Collection entries:
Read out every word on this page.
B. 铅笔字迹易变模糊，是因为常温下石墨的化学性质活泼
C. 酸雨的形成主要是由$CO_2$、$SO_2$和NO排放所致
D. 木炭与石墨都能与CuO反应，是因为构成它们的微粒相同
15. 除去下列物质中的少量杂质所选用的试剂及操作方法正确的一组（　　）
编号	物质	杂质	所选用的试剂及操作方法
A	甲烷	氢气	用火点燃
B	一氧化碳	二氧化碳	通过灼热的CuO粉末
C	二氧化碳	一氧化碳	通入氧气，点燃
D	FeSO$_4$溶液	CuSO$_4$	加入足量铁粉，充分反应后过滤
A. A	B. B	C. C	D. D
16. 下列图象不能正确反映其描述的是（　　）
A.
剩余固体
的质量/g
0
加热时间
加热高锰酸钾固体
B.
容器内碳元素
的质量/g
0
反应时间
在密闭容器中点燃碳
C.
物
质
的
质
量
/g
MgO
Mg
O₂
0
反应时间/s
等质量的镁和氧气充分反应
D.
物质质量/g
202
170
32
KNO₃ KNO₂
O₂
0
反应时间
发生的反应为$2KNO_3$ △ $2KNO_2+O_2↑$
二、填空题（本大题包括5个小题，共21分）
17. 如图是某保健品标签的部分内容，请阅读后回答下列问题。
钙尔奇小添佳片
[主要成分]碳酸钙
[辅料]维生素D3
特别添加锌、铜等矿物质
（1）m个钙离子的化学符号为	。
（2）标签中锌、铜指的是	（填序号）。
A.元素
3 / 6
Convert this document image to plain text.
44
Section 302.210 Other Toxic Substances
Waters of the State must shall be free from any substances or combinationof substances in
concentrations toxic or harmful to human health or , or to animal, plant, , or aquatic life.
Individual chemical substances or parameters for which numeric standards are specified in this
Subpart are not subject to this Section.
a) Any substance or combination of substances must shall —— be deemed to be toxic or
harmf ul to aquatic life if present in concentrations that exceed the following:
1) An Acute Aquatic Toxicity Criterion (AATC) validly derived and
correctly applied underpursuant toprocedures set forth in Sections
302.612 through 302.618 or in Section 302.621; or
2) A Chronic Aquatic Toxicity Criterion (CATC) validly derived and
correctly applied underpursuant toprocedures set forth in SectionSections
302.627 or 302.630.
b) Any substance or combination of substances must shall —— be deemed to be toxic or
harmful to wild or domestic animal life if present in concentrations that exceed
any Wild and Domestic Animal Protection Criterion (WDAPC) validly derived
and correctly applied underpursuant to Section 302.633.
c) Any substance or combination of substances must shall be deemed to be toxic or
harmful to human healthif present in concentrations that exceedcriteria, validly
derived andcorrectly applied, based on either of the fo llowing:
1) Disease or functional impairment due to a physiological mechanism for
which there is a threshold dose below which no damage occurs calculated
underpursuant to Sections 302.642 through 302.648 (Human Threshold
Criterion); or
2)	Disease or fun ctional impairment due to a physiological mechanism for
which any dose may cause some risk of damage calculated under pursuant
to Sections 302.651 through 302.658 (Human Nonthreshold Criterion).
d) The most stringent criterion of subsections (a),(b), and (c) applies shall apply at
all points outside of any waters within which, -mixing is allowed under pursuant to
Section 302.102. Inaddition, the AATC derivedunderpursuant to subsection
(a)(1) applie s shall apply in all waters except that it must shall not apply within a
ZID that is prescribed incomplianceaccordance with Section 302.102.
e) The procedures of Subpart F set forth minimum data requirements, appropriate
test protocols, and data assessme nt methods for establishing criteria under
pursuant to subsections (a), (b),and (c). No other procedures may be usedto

* _Aim_
Extract all the material, leaving every line as it is.

* _Written solution_
Read out every word on this page.
B. 铅笔字迹易变模糊，是因为常温下石墨的化学性质活泼
C. 酸雨的形成主要是由$CO_2$、$SO_2$和NO排放所致
D. 木炭与石墨都能与CuO反应，是因为构成它们的微粒相同
15. 除去下列物质中的少量杂质所选用的试剂及操作方法正确的一组（　　）
编号	物质	杂质	所选用的试剂及操作方法
A	甲烷	氢气	用火点燃
B	一氧化碳	二氧化碳	通过灼热的CuO粉末
C	二氧化碳	一氧化碳	通入氧气，点燃
D	FeSO$_4$溶液	CuSO$_4$	加入足量铁粉，充分反应后过滤
A. A	B. B	C. C	D. D
16. 下列图象不能正确反映其描述的是（　　）
A.
剩余固体
的质量/g
0
加热时间
加热高锰酸钾固体
B.
容器内碳元素
的质量/g
0
反应时间
在密闭容器中点燃碳
C.
物
质
的
质
量
/g
MgO
Mg
O₂
0
反应时间/s
等质量的镁和氧气充分反应
D.
物质质量/g
202
170
32
KNO₃ KNO₂
O₂
0
反应时间
发生的反应为$2KNO_3$ △ $2KNO_2+O_2↑$
二、填空题（本大题包括5个小题，共21分）
17. 如图是某保健品标签的部分内容，请阅读后回答下列问题。
钙尔奇小添佳片
[主要成分]碳酸钙
[辅料]维生素D3
特别添加锌、铜等矿物质
（1）m个钙离子的化学符号为	。
（2）标签中锌、铜指的是	（填序号）。
A.元素
3 / 6
Convert this document image to plain text.
44
Section 302.210 Other Toxic Substances
Waters of the State must shall be free from any substances or combinationof substances in
concentrations toxic or harmful to human health or , or to animal, plant, , or aquatic life.
Individual chemical substances or parameters for which numeric standards are specified in this
Subpart are not subject to this Section.
a) Any substance or combination of substances must shall —— be deemed to be toxic or
harmf ul to aquatic life if present in concentrations that exceed the following:
1) An Acute Aquatic Toxicity Criterion (AATC) validly derived and
correctly applied underpursuant toprocedures set forth in Sections
302.612 through 302.618 or in Section 302.621; or
2) A Chronic Aquatic Toxicity Criterion (CATC) validly derived and
correctly applied underpursuant toprocedures set forth in SectionSections
302.627 or 302.630.
b) Any substance or combination of substances must shall —— be deemed to be toxic or
harmful to wild or domestic animal life if present in concentrations that exceed
any Wild and Domestic Animal Protection Criterion (WDAPC) validly derived
and correctly applied underpursuant to Section 302.633.
c) Any substance or combination of substances must shall be deemed to be toxic or
harmful to human healthif present in concentrations that exceedcriteria, validly
derived andcorrectly applied, based on either of the fo llowing:
1) Disease or functional impairment due to a physiological mechanism for
which there is a threshold dose below which no damage occurs calculated
underpursuant to Sections 302.642 through 302.648 (Human Threshold
Criterion); or
2)	Disease or fun ctional impairment due to a physiological mechanism for
which any dose may cause some risk of damage calculated under pursuant
to Sections 302.651 through 302.658 (Human Nonthreshold Criterion).
d) The most stringent criterion of subsections (a),(b), and (c) applies shall apply at
all points outside of any waters within which, -mixing is allowed under pursuant to
Section 302.102. Inaddition, the AATC derivedunderpursuant to subsection
(a)(1) applie s shall apply in all waters except that it must shall not apply within a
ZID that is prescribed incomplianceaccordance with Section 302.102.
e) The procedures of Subpart F set forth minimum data requirements, appropriate
test protocols, and data assessme nt methods for establishing criteria under
pursuant to subsections (a), (b),and (c). No other procedures may be usedto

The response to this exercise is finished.